Fragmento del texto:
========================

El personal de emergencias sigue alerta en Navidad tras un año intenso: del apagón a las lluvias históricas y la ola de incendios forestales

A las puertas de los primeros festivos navideños son muchos los madrileños que preparan la maleta para disfrutar de unos días de vacaciones. El ajetreo del resto del año se tomará cierto descanso en el grueso de las empresas e instituciones de la región, pero no en la Agencia de Seguridad y Emergencias Madrid 112 (ASEM112), el organismo que hace frente a los incidentes que ocurren dentro de las fronteras de la Comunidad.
El ente mantendrá activados durante las próximas semanas todos sus recursos para garantizar la respuesta ante cualquier imprevisto que pueda acaecer en unos días en los que los desplazamientos y las reuniones fuera de casa se multiplican. Isabel Díaz Ayuso y el consejero de Medio Ambiente, Carlos Novillo, han visitado la sede de la Agencia, situada en Pozuelo de Alarcón, para desearle una feliz Navidad a todo el personal que pasará trabajando las fiestas. «Dejan para más adelante estar con sus familias, con sus seres queridos, para cuidarnos a los demás, para estar al frente de estos equipos de élite que son los mejores», ha valorado la presidenta, que todos los años por estas fechas incluye en su agenda una visita a las instalaciones para hacer un reconocimiento al personal.

========================

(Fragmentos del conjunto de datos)

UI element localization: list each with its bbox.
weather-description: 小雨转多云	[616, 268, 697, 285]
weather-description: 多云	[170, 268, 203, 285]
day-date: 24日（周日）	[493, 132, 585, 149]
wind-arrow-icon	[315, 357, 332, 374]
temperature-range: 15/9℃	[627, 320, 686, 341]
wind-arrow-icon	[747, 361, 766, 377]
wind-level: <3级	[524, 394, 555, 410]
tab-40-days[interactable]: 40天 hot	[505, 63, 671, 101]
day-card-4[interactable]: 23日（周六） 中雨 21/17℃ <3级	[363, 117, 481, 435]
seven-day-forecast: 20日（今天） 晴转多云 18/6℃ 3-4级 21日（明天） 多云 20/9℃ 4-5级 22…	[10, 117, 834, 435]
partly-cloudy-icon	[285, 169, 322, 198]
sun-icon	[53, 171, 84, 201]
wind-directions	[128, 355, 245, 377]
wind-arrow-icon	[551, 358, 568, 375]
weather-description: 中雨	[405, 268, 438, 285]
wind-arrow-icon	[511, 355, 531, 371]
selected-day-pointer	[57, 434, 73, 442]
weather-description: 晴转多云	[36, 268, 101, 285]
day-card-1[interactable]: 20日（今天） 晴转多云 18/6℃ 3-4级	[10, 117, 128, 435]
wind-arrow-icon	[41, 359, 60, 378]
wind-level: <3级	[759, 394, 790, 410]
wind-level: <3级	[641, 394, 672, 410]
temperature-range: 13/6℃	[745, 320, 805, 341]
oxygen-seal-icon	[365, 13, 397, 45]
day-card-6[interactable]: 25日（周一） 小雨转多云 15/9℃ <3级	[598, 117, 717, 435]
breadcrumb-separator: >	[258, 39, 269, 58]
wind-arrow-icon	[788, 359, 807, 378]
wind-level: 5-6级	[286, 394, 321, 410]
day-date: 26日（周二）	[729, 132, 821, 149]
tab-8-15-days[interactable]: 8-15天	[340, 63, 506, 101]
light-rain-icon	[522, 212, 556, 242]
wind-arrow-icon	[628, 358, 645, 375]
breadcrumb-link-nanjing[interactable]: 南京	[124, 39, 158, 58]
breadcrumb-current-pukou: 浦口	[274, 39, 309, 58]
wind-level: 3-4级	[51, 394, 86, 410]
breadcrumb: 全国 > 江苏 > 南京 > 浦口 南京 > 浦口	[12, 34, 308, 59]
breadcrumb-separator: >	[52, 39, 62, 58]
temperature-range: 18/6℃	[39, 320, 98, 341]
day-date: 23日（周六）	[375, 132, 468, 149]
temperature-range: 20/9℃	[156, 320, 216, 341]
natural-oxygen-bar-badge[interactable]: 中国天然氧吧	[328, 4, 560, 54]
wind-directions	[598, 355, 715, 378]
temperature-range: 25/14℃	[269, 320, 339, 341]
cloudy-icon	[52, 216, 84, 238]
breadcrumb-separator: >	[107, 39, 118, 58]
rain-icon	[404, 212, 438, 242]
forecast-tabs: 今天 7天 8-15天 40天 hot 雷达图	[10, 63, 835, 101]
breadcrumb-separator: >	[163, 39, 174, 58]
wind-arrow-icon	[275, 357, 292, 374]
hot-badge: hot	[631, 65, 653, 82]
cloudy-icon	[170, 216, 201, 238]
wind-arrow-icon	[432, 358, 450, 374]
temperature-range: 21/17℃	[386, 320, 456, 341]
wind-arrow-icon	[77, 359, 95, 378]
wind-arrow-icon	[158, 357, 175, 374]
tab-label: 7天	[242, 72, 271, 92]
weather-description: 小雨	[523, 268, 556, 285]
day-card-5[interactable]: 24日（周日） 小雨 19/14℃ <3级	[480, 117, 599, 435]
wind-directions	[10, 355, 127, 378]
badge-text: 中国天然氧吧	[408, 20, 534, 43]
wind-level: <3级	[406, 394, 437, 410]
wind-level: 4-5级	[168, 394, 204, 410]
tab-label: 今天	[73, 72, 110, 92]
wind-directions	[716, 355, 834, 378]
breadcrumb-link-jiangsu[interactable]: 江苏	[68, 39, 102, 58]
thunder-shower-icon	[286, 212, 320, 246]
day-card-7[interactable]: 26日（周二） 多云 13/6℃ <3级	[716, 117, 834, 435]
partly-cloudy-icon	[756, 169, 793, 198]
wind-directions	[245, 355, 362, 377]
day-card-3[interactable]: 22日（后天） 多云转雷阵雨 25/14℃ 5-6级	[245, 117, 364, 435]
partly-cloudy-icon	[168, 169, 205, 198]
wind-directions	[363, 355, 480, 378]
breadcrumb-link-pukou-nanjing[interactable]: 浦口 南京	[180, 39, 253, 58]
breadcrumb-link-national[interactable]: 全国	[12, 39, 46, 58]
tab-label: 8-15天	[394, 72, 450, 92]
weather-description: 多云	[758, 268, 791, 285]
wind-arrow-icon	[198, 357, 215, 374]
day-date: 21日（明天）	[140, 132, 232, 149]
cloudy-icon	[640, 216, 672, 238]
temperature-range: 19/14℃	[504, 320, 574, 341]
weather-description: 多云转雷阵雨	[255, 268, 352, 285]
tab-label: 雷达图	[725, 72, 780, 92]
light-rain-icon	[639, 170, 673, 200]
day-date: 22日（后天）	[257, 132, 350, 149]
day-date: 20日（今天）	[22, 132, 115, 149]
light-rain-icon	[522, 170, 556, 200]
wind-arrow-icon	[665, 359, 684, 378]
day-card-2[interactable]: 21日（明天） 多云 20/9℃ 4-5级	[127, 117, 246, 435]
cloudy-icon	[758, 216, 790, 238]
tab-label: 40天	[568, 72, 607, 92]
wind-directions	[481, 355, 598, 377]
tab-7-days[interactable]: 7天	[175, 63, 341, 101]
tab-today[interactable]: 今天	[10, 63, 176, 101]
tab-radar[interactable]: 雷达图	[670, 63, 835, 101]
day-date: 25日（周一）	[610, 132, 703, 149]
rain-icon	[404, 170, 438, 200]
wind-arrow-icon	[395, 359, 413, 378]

========================

Objetivo de la tarea:
Reproduce íntegramente el texto sobre el personal de emergencias en Navidad, sin cambiar nada.

Área de respuesta:
El personal de emergencias sigue alerta en Navidad tras un año intenso: del apagón a las lluvias históricas y la ola de incendios forestales

A las puertas de los primeros festivos navideños son muchos los madrileños que preparan la maleta para disfrutar de unos días de vacaciones. El ajetreo del resto del año se tomará cierto descanso en el grueso de las empresas e instituciones de la región, pero no en la Agencia de Seguridad y Emergencias Madrid 112 (ASEM112), el organismo que hace frente a los incidentes que ocurren dentro de las fronteras de la Comunidad.
El ente mantendrá activados durante las próximas semanas todos sus recursos para garantizar la respuesta ante cualquier imprevisto que pueda acaecer en unos días en los que los desplazamientos y las reuniones fuera de casa se multiplican. Isabel Díaz Ayuso y el consejero de Medio Ambiente, Carlos Novillo, han visitado la sede de la Agencia, situada en Pozuelo de Alarcón, para desearle una feliz Navidad a todo el personal que pasará trabajando las fiestas. «Dejan para más adelante estar con sus familias, con sus seres queridos, para cuidarnos a los demás, para estar al frente de estos equipos de élite que son los mejores», ha valorado la presidenta, que todos los años por estas fechas incluye en su agenda una visita a las instalaciones para hacer un reconocimiento al personal.